--- Start of Records for this task ---

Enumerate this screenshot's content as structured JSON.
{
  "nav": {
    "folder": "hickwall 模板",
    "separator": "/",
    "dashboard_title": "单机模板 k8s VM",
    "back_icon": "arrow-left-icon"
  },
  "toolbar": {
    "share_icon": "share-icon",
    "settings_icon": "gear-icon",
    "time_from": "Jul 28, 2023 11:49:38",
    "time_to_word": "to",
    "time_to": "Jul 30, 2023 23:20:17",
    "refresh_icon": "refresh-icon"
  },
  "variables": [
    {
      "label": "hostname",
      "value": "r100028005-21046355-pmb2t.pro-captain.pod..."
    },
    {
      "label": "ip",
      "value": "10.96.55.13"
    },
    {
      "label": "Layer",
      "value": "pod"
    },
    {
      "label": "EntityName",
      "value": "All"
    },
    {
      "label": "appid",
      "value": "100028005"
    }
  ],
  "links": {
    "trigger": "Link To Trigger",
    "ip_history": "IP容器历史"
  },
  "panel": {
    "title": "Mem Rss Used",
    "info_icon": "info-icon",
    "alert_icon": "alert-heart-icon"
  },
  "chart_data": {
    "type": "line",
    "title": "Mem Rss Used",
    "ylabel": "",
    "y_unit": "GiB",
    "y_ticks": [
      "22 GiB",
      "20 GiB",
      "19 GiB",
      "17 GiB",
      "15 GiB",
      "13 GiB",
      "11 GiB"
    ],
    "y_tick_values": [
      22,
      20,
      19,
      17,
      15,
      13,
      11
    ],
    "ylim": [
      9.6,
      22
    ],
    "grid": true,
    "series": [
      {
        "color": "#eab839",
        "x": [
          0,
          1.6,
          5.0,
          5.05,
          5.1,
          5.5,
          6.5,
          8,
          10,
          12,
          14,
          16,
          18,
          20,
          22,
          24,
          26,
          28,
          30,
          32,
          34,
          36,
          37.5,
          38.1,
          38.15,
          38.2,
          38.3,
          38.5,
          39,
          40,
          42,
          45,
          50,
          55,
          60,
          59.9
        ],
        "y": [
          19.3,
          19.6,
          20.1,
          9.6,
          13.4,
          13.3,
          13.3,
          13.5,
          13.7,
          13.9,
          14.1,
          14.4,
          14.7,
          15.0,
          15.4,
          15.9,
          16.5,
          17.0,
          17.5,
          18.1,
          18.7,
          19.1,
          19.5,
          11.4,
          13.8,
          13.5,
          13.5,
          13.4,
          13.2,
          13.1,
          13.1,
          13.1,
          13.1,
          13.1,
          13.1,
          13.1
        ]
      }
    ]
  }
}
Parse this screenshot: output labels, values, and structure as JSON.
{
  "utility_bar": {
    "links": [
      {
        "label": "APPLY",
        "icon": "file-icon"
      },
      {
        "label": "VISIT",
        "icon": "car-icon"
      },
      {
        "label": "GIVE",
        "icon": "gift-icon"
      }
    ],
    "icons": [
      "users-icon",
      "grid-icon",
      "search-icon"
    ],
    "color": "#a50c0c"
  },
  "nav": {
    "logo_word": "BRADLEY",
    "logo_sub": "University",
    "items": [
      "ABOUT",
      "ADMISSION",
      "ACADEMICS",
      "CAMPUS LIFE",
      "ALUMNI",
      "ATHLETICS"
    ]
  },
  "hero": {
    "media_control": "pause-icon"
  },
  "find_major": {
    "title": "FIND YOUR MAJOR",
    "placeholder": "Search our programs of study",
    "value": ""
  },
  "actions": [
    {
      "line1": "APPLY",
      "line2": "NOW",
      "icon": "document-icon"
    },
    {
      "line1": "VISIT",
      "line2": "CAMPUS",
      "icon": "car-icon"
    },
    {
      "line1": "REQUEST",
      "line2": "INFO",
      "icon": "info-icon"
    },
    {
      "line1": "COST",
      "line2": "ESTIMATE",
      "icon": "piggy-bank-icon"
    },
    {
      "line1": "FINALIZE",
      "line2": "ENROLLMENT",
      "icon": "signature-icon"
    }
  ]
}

--- End of Records for this task ---

Aim of the exercise:
Say how many lines in the listing above include "JSON". Give nothing but the number.

Full output:
2